◆ Given problem
Go through the entries and transcribe each one exactly, dropping the pictures.
● ● ● ●
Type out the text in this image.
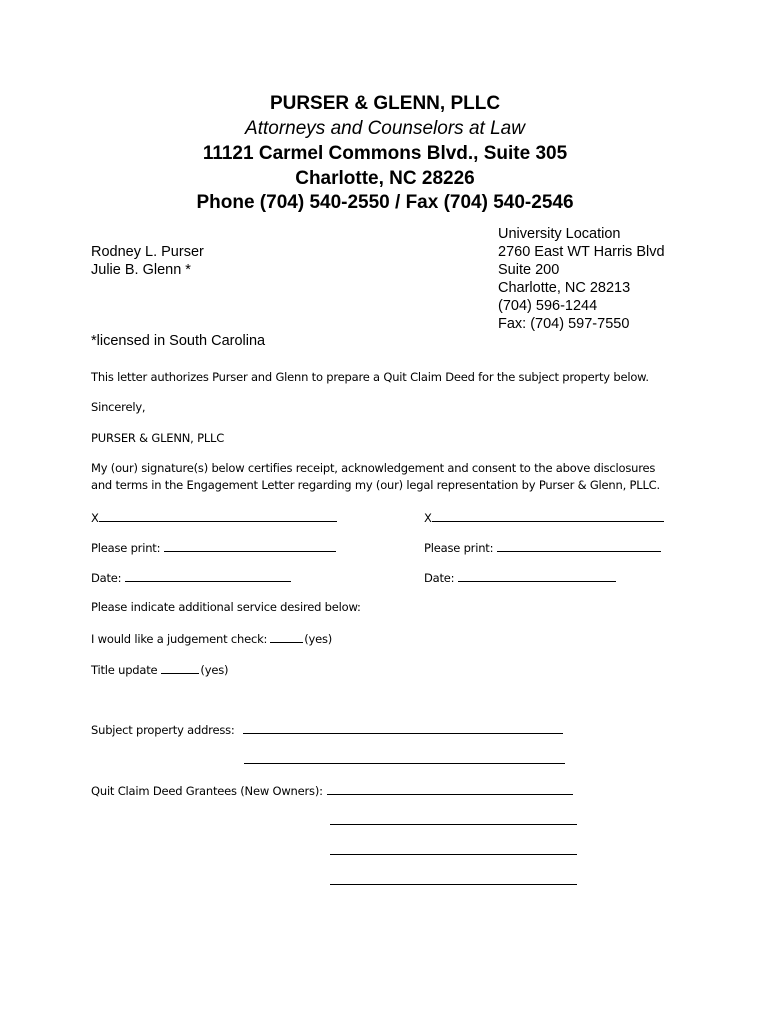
PURSER & GLENN, PLLC
Attorneys and Counselors at Law
11121 Carmel Commons Blvd., Suite 305
Charlotte, NC 28226
Phone (704) 540-2550 / Fax (704) 540-2546
Rodney L. Purser
Julie B. Glenn *
*licensed in South Carolina
University Location
2760 East WT Harris Blvd
Suite 200
Charlotte, NC 28213
(704) 596-1244
Fax: (704) 597-7550
This letter authorizes Purser and Glenn to prepare a Quit Claim Deed for the subject property below.
Sincerely,
PURSER & GLENN, PLLC
My (our) signature(s) below certifies receipt, acknowledgement and consent to the above disclosures
and terms in the Engagement Letter regarding my (our) legal representation by Purser & Glenn, PLLC.
X	X
Please print:	Please print:
Date:	Date:
Please indicate additional service desired below:
I would like a judgement check:	(yes)
Title update	(yes)
Subject property address:
Quit Claim Deed Grantees (New Owners):
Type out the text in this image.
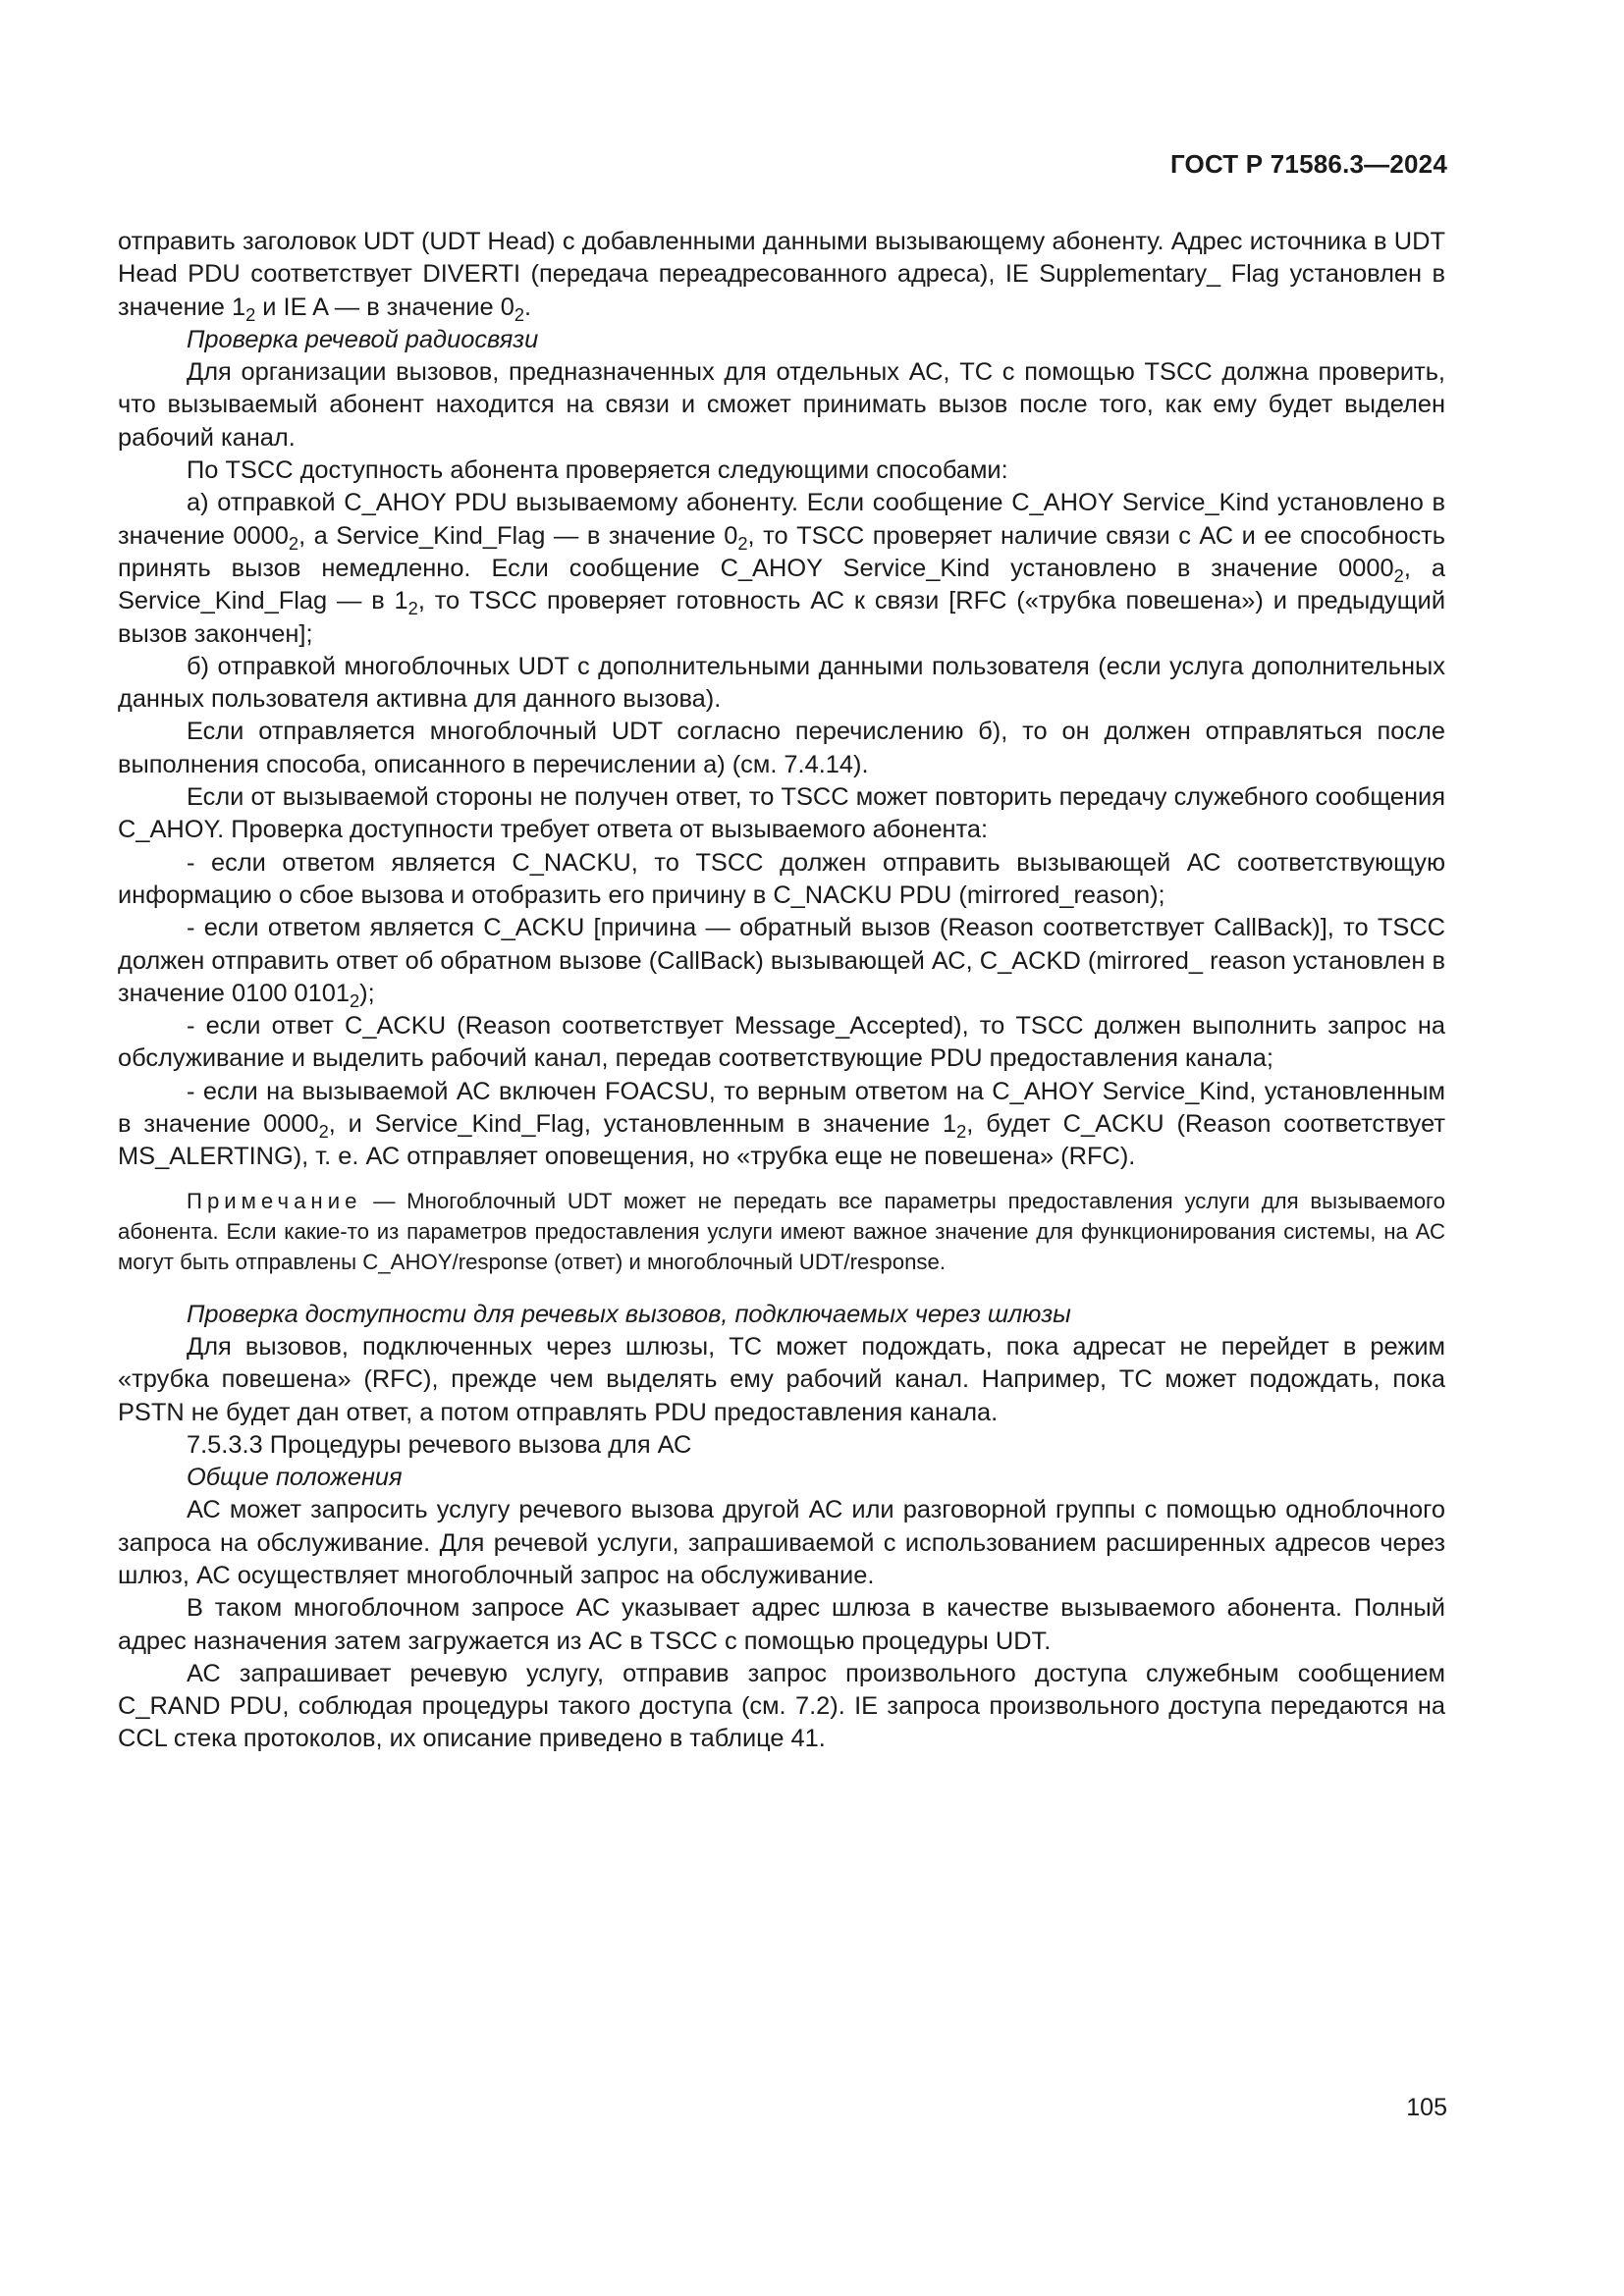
ГОСТ Р 71586.3—2024

отправить заголовок UDT (UDT Head) с добавленными данными вызывающему абоненту. Адрес источника в UDT Head PDU соответствует DIVERTI (передача переадресованного адреса), IE Supplementary_ Flag установлен в значение $1_2$ и IE A — в значение $0_2$.

Проверка речевой радиосвязи

Для организации вызовов, предназначенных для отдельных АС, ТС с помощью TSCC должна проверить, что вызываемый абонент находится на связи и сможет принимать вызов после того, как ему будет выделен рабочий канал.

По TSCC доступность абонента проверяется следующими способами:

а) отправкой C_AHOY PDU вызываемому абоненту. Если сообщение C_AHOY Service_Kind установлено в значение $0000_2$, а Service_Kind_Flag — в значение $0_2$, то TSCC проверяет наличие связи с АС и ее способность принять вызов немедленно. Если сообщение C_AHOY Service_Kind установлено в значение $0000_2$, а Service_Kind_Flag — в $1_2$, то TSCC проверяет готовность АС к связи [RFC («трубка повешена») и предыдущий вызов закончен];

б) отправкой многоблочных UDT с дополнительными данными пользователя (если услуга дополнительных данных пользователя активна для данного вызова).

Если отправляется многоблочный UDT согласно перечислению б), то он должен отправляться после выполнения способа, описанного в перечислении а) (см. 7.4.14).

Если от вызываемой стороны не получен ответ, то TSCC может повторить передачу служебного сообщения C_AHOY. Проверка доступности требует ответа от вызываемого абонента:

- если ответом является C_NACKU, то TSCC должен отправить вызывающей АС соответствующую информацию о сбое вызова и отобразить его причину в C_NACKU PDU (mirrored_reason);

- если ответом является C_ACKU [причина — обратный вызов (Reason соответствует CallBack)], то TSCC должен отправить ответ об обратном вызове (CallBack) вызывающей АС, C_ACKD (mirrored_ reason установлен в значение 0100 $0101_2$);

- если ответ C_ACKU (Reason соответствует Message_Accepted), то TSCC должен выполнить запрос на обслуживание и выделить рабочий канал, передав соответствующие PDU предоставления канала;

- если на вызываемой АС включен FOACSU, то верным ответом на C_AHOY Service_Kind, установленным в значение $0000_2$, и Service_Kind_Flag, установленным в значение $1_2$, будет C_ACKU (Reason соответствует MS_ALERTING), т. е. АС отправляет оповещения, но «трубка еще не повешена» (RFC).

Примечание — Многоблочный UDT может не передать все параметры предоставления услуги для вызываемого абонента. Если какие-то из параметров предоставления услуги имеют важное значение для функционирования системы, на АС могут быть отправлены C_AHOY/response (ответ) и многоблочный UDT/response.

Проверка доступности для речевых вызовов, подключаемых через шлюзы

Для вызовов, подключенных через шлюзы, ТС может подождать, пока адресат не перейдет в режим «трубка повешена» (RFC), прежде чем выделять ему рабочий канал. Например, ТС может подождать, пока PSTN не будет дан ответ, а потом отправлять PDU предоставления канала.

7.5.3.3 Процедуры речевого вызова для АС

Общие положения

АС может запросить услугу речевого вызова другой АС или разговорной группы с помощью одноблочного запроса на обслуживание. Для речевой услуги, запрашиваемой с использованием расширенных адресов через шлюз, АС осуществляет многоблочный запрос на обслуживание.

В таком многоблочном запросе АС указывает адрес шлюза в качестве вызываемого абонента. Полный адрес назначения затем загружается из АС в TSCC с помощью процедуры UDT.

АС запрашивает речевую услугу, отправив запрос произвольного доступа служебным сообщением C_RAND PDU, соблюдая процедуры такого доступа (см. 7.2). IE запроса произвольного доступа передаются на CCL стека протоколов, их описание приведено в таблице 41.

105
● ● ● ●
◆ Solution for this task
Type out the text in this image.
PURSER & GLENN, PLLC
Attorneys and Counselors at Law
11121 Carmel Commons Blvd., Suite 305
Charlotte, NC 28226
Phone (704) 540-2550 / Fax (704) 540-2546
Rodney L. Purser
Julie B. Glenn *
*licensed in South Carolina
University Location
2760 East WT Harris Blvd
Suite 200
Charlotte, NC 28213
(704) 596-1244
Fax: (704) 597-7550
This letter authorizes Purser and Glenn to prepare a Quit Claim Deed for the subject property below.
Sincerely,
PURSER & GLENN, PLLC
My (our) signature(s) below certifies receipt, acknowledgement and consent to the above disclosures
and terms in the Engagement Letter regarding my (our) legal representation by Purser & Glenn, PLLC.
X	X
Please print:	Please print:
Date:	Date:
Please indicate additional service desired below:
I would like a judgement check:	(yes)
Title update	(yes)
Subject property address:
Quit Claim Deed Grantees (New Owners):
Type out the text in this image.
ГОСТ Р 71586.3—2024

отправить заголовок UDT (UDT Head) с добавленными данными вызывающему абоненту. Адрес источника в UDT Head PDU соответствует DIVERTI (передача переадресованного адреса), IE Supplementary_ Flag установлен в значение $1_2$ и IE A — в значение $0_2$.

Проверка речевой радиосвязи

Для организации вызовов, предназначенных для отдельных АС, ТС с помощью TSCC должна проверить, что вызываемый абонент находится на связи и сможет принимать вызов после того, как ему будет выделен рабочий канал.

По TSCC доступность абонента проверяется следующими способами:

а) отправкой C_AHOY PDU вызываемому абоненту. Если сообщение C_AHOY Service_Kind установлено в значение $0000_2$, а Service_Kind_Flag — в значение $0_2$, то TSCC проверяет наличие связи с АС и ее способность принять вызов немедленно. Если сообщение C_AHOY Service_Kind установлено в значение $0000_2$, а Service_Kind_Flag — в $1_2$, то TSCC проверяет готовность АС к связи [RFC («трубка повешена») и предыдущий вызов закончен];

б) отправкой многоблочных UDT с дополнительными данными пользователя (если услуга дополнительных данных пользователя активна для данного вызова).

Если отправляется многоблочный UDT согласно перечислению б), то он должен отправляться после выполнения способа, описанного в перечислении а) (см. 7.4.14).

Если от вызываемой стороны не получен ответ, то TSCC может повторить передачу служебного сообщения C_AHOY. Проверка доступности требует ответа от вызываемого абонента:

- если ответом является C_NACKU, то TSCC должен отправить вызывающей АС соответствующую информацию о сбое вызова и отобразить его причину в C_NACKU PDU (mirrored_reason);

- если ответом является C_ACKU [причина — обратный вызов (Reason соответствует CallBack)], то TSCC должен отправить ответ об обратном вызове (CallBack) вызывающей АС, C_ACKD (mirrored_ reason установлен в значение 0100 $0101_2$);

- если ответ C_ACKU (Reason соответствует Message_Accepted), то TSCC должен выполнить запрос на обслуживание и выделить рабочий канал, передав соответствующие PDU предоставления канала;

- если на вызываемой АС включен FOACSU, то верным ответом на C_AHOY Service_Kind, установленным в значение $0000_2$, и Service_Kind_Flag, установленным в значение $1_2$, будет C_ACKU (Reason соответствует MS_ALERTING), т. е. АС отправляет оповещения, но «трубка еще не повешена» (RFC).

Примечание — Многоблочный UDT может не передать все параметры предоставления услуги для вызываемого абонента. Если какие-то из параметров предоставления услуги имеют важное значение для функционирования системы, на АС могут быть отправлены C_AHOY/response (ответ) и многоблочный UDT/response.

Проверка доступности для речевых вызовов, подключаемых через шлюзы

Для вызовов, подключенных через шлюзы, ТС может подождать, пока адресат не перейдет в режим «трубка повешена» (RFC), прежде чем выделять ему рабочий канал. Например, ТС может подождать, пока PSTN не будет дан ответ, а потом отправлять PDU предоставления канала.

7.5.3.3 Процедуры речевого вызова для АС

Общие положения

АС может запросить услугу речевого вызова другой АС или разговорной группы с помощью одноблочного запроса на обслуживание. Для речевой услуги, запрашиваемой с использованием расширенных адресов через шлюз, АС осуществляет многоблочный запрос на обслуживание.

В таком многоблочном запросе АС указывает адрес шлюза в качестве вызываемого абонента. Полный адрес назначения затем загружается из АС в TSCC с помощью процедуры UDT.

АС запрашивает речевую услугу, отправив запрос произвольного доступа служебным сообщением C_RAND PDU, соблюдая процедуры такого доступа (см. 7.2). IE запроса произвольного доступа передаются на CCL стека протоколов, их описание приведено в таблице 41.

105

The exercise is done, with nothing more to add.